>> START Dataset
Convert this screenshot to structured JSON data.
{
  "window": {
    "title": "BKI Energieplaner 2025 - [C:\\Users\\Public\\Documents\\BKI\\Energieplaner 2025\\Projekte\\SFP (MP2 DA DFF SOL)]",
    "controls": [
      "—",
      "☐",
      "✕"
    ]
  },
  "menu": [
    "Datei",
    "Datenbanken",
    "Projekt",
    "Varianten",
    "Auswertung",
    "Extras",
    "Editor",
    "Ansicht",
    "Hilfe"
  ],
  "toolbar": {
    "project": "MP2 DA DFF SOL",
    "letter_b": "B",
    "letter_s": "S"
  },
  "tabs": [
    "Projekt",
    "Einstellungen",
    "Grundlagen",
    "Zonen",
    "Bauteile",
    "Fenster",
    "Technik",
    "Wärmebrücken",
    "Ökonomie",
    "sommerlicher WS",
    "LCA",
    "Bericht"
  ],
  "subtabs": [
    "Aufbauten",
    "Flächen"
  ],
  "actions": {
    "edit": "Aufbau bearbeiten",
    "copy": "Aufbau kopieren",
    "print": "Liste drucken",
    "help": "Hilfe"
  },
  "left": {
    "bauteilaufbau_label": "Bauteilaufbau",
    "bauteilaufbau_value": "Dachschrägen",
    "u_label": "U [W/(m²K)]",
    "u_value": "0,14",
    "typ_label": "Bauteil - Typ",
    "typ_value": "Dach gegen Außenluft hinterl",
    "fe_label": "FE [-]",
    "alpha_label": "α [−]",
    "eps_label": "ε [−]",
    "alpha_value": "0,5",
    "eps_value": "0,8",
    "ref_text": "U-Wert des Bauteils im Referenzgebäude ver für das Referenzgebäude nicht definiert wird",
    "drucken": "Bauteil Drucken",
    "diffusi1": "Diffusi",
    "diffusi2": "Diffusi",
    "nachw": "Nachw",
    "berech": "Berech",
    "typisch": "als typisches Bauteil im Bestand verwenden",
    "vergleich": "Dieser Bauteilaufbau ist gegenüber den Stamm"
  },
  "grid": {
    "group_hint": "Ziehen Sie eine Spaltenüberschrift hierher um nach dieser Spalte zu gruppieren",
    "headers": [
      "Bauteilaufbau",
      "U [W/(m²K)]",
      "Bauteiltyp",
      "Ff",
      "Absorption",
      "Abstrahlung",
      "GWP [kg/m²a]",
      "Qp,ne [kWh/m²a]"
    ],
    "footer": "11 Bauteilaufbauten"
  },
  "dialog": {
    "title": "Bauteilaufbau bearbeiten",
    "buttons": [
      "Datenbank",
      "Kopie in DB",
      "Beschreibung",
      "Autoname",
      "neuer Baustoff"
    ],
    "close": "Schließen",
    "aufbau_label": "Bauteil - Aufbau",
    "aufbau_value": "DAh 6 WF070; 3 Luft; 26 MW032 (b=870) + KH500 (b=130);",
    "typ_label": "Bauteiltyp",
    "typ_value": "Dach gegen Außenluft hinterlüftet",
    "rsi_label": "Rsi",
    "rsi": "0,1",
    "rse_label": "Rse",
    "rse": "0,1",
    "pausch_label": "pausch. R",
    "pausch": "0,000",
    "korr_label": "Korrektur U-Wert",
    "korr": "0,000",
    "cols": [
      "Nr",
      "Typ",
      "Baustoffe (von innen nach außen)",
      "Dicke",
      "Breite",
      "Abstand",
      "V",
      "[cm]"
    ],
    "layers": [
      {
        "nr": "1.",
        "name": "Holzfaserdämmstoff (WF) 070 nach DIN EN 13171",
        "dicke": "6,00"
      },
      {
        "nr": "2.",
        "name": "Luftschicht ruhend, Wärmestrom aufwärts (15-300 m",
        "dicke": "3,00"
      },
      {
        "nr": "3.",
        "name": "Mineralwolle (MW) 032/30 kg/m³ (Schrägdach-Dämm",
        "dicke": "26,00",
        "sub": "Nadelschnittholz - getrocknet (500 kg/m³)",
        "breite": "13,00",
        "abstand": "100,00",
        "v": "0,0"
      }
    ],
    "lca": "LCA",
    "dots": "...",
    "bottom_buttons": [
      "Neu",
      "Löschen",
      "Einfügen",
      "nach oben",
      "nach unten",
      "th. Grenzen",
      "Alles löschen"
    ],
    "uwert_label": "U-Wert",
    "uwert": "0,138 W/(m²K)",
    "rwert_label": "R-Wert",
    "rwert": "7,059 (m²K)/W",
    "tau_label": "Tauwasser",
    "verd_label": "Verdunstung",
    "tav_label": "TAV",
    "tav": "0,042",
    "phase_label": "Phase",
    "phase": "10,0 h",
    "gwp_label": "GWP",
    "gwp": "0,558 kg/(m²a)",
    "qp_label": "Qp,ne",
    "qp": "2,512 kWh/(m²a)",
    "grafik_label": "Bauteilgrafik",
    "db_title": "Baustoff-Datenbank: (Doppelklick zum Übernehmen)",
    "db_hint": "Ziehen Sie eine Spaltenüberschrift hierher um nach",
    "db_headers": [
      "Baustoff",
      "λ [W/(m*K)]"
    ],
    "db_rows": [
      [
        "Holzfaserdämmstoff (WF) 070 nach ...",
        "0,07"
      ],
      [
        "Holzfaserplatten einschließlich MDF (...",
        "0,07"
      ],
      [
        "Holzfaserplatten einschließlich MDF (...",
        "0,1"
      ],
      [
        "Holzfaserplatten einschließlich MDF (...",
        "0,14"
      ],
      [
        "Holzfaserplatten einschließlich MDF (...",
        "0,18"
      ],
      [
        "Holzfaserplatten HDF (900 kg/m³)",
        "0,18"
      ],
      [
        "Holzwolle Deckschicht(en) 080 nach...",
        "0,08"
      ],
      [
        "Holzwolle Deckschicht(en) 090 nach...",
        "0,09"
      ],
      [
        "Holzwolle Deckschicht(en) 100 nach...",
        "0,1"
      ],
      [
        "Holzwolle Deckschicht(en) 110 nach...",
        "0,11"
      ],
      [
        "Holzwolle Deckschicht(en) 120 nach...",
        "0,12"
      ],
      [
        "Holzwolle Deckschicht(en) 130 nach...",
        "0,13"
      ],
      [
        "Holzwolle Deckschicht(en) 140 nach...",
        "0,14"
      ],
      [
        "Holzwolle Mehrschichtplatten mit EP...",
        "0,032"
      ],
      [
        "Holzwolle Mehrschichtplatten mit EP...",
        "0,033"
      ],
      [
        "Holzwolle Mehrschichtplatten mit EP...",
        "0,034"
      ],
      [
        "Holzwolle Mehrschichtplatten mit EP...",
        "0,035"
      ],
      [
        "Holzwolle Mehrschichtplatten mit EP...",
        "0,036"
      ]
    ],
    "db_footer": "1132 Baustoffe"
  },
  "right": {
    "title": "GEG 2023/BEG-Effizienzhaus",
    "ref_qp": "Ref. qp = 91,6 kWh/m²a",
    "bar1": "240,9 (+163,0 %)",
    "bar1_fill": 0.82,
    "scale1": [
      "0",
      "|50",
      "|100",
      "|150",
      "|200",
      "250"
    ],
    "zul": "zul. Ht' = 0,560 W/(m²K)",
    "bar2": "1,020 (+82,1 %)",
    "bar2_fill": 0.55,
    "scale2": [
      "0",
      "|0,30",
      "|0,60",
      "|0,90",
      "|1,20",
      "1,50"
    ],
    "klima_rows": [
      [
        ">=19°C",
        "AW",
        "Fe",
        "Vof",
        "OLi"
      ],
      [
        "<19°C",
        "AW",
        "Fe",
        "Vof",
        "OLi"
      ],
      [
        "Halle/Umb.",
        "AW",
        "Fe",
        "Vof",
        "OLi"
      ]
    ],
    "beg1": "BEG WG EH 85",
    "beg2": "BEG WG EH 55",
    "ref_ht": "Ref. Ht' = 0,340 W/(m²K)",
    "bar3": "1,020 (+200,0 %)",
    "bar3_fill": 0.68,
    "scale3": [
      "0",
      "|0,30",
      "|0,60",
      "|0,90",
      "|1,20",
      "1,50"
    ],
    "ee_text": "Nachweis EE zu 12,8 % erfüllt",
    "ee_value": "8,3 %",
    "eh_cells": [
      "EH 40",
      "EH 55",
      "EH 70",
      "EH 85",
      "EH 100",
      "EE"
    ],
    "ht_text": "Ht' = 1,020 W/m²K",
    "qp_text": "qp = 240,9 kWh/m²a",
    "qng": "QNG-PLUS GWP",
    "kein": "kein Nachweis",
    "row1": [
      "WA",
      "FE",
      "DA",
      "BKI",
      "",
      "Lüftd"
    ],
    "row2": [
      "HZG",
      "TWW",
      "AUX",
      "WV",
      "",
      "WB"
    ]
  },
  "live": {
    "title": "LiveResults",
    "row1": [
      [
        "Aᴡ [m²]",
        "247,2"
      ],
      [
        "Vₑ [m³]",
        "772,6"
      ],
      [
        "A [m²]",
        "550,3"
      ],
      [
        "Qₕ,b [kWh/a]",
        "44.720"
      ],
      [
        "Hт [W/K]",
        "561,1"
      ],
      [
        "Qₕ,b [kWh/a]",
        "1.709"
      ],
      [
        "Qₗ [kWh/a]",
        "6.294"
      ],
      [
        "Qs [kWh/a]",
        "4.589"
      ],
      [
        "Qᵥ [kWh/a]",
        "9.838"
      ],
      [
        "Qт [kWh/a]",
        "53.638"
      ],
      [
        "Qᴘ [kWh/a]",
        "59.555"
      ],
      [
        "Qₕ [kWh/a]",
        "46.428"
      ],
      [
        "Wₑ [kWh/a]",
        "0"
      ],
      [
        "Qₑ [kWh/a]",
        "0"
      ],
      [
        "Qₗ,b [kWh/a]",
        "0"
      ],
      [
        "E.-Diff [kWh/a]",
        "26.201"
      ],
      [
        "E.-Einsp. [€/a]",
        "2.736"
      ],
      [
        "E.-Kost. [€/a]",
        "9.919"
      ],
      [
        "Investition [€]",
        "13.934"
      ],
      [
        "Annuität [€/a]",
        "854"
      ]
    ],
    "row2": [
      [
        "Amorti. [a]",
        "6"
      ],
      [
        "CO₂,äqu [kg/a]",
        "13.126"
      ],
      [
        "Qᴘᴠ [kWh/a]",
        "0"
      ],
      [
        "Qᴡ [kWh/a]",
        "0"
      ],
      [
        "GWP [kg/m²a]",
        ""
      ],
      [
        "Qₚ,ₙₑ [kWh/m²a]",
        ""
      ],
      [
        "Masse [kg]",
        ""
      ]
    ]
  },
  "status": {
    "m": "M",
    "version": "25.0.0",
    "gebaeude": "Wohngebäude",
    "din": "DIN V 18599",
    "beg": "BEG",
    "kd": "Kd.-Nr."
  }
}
>> END Dataset
What you should do
Pick out the lines above containing the word "Nachweis", then copy them.

Result of the task
    "ee_text": "Nachweis EE zu 12,8 % erfüllt",
    "kein": "kein Nachweis",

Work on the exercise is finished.